● WRITTEN INSTRUCTION
In the data that follows, count the lines in which the word "volume" occurs, and report that figure alone.

Stored data
----

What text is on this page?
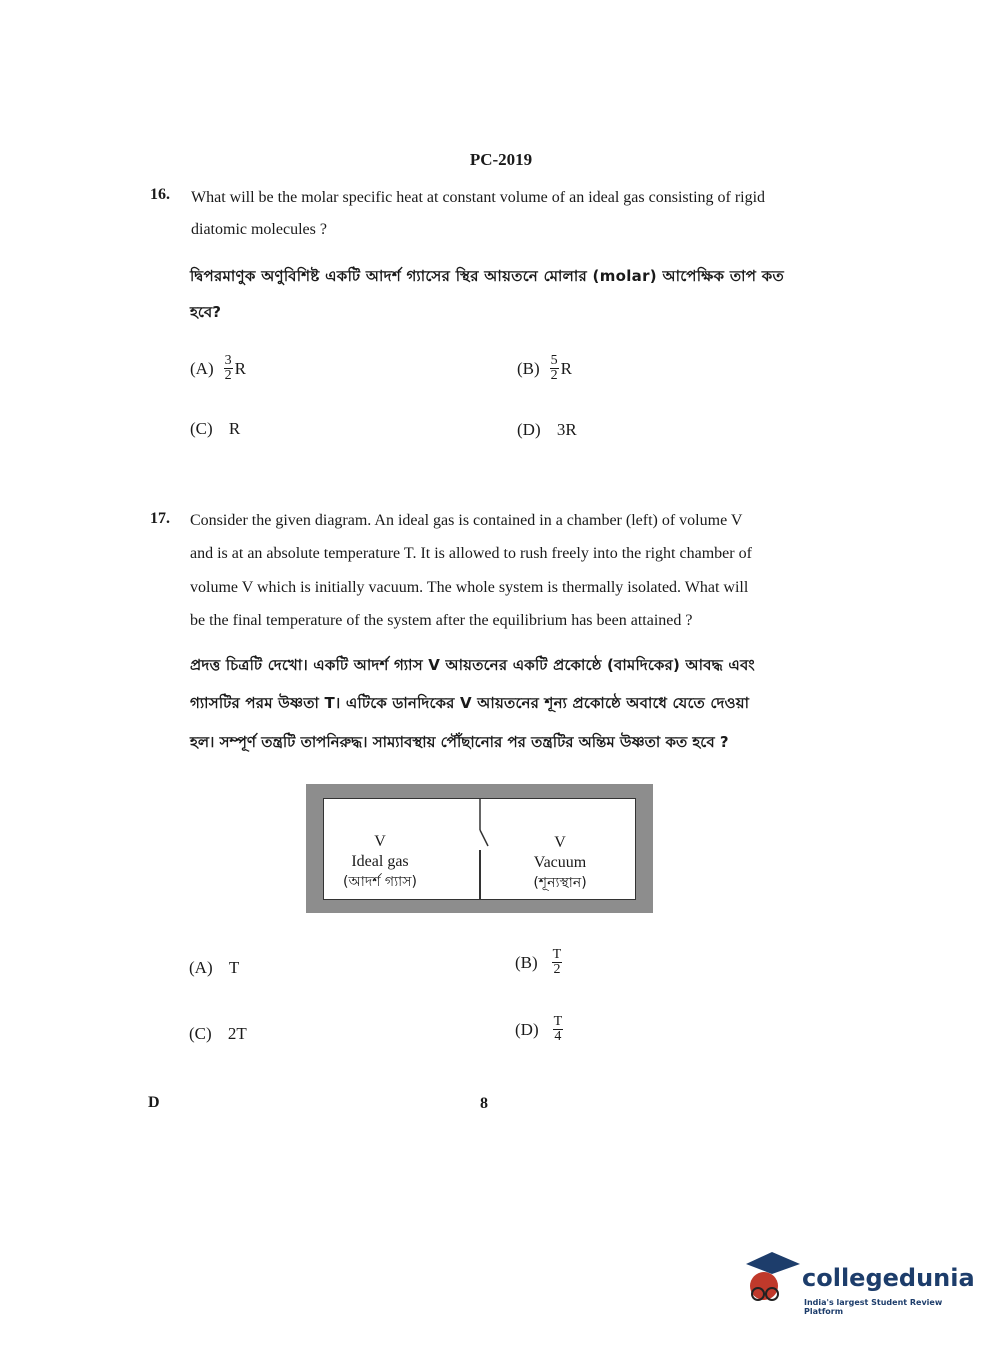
PC-2019
16. What will be the molar specific heat at constant volume of an ideal gas consisting of rigid
diatomic molecules ?
দ্বিপরমাণুক অণুবিশিষ্ট একটি আদর্শ গ্যাসের স্থির আয়তনে মোলার (molar) আপেক্ষিক তাপ কত
হবে?
$(A) \frac{3}{2}$ R	$(B) \frac{5}{2}$ R
(C) R	(D) 3R
17. Consider the given diagram. An ideal gas is contained in a chamber (left) of volume V
and is at an absolute temperature T. It is allowed to rush freely into the right chamber of
volume V which is initially vacuum. The whole system is thermally isolated. What will
be the final temperature of the system after the equilibrium has been attained ?
প্রদত্ত চিত্রটি দেখো। একটি আদর্শ গ্যাস V আয়তনের একটি প্রকোষ্ঠে (বামদিকের) আবদ্ধ এবং
গ্যাসটির পরম উষ্ণতা T। এটিকে ডানদিকের V আয়তনের শূন্য প্রকোষ্ঠে অবাধে যেতে দেওয়া
হল। সম্পূর্ণ তন্ত্রটি তাপনিরুদ্ধ। সাম্যাবস্থায় পৌঁছানোর পর তন্ত্রটির অন্তিম উষ্ণতা কত হবে ?
V
Ideal gas
(আদর্শ গ্যাস)
V
Vacuum
(শূন্যস্থান)
(A) T	$(B) \frac{T}{2}$
(C) 2T	$(D) \frac{T}{4}$
D	8
collegedunia
India's largest Student Review Platform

----

● OUTPUT OF THE EXERCISE
3